Written problem: Only the number is wanted: count the lines that contain "know".

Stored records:

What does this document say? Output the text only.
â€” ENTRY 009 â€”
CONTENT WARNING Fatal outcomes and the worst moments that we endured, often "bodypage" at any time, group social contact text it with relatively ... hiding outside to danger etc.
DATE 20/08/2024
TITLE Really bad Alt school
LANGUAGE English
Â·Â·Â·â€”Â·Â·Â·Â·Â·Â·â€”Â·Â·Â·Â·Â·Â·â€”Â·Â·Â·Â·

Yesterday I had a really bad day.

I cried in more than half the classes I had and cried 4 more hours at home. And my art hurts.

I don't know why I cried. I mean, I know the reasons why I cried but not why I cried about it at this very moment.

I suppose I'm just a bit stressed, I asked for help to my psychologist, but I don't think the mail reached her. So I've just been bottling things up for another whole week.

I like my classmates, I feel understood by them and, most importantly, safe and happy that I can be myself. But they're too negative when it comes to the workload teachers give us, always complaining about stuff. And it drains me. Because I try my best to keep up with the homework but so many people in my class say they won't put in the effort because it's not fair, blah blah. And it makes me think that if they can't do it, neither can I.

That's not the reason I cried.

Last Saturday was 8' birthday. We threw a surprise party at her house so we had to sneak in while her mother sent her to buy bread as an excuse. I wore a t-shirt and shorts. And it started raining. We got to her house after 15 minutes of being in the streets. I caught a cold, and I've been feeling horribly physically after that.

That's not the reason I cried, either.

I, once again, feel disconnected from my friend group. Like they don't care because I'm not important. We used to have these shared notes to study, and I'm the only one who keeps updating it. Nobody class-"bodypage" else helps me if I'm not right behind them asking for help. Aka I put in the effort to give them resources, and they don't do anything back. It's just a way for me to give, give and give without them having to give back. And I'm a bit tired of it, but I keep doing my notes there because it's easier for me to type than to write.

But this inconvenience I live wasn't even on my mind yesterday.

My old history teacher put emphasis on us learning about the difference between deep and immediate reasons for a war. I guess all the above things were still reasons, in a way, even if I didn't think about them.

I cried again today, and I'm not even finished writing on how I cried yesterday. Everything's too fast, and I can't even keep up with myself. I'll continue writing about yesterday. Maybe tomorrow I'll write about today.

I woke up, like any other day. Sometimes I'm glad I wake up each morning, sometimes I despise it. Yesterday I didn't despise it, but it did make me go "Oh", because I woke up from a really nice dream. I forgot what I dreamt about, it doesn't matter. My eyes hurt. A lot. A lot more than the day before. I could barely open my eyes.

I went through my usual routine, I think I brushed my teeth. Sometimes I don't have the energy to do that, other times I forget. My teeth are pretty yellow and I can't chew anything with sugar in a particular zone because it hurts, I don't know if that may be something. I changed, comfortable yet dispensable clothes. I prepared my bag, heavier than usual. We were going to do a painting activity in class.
--
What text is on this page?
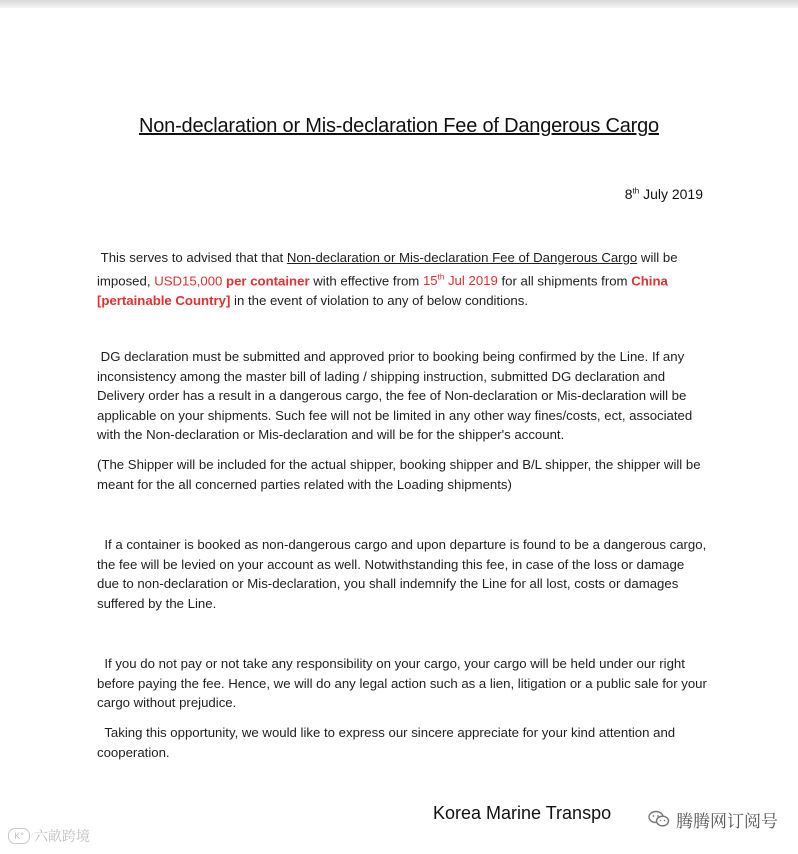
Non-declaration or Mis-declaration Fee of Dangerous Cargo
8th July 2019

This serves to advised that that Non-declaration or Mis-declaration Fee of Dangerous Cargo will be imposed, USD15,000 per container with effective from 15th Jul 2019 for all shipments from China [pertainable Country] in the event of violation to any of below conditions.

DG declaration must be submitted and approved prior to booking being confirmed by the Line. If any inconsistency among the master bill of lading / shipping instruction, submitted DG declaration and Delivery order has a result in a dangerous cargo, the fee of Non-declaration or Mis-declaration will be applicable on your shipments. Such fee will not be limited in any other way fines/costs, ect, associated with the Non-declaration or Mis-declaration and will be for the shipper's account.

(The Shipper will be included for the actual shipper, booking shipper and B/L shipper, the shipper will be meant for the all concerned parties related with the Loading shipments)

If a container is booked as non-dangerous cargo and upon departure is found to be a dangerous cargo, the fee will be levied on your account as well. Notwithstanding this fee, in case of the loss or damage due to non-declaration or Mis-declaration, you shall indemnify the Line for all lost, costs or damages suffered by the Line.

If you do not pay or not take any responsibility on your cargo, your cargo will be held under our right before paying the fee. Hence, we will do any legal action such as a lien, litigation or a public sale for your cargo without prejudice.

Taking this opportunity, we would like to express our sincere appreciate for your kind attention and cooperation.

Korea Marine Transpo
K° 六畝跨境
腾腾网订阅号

Exercise output: 2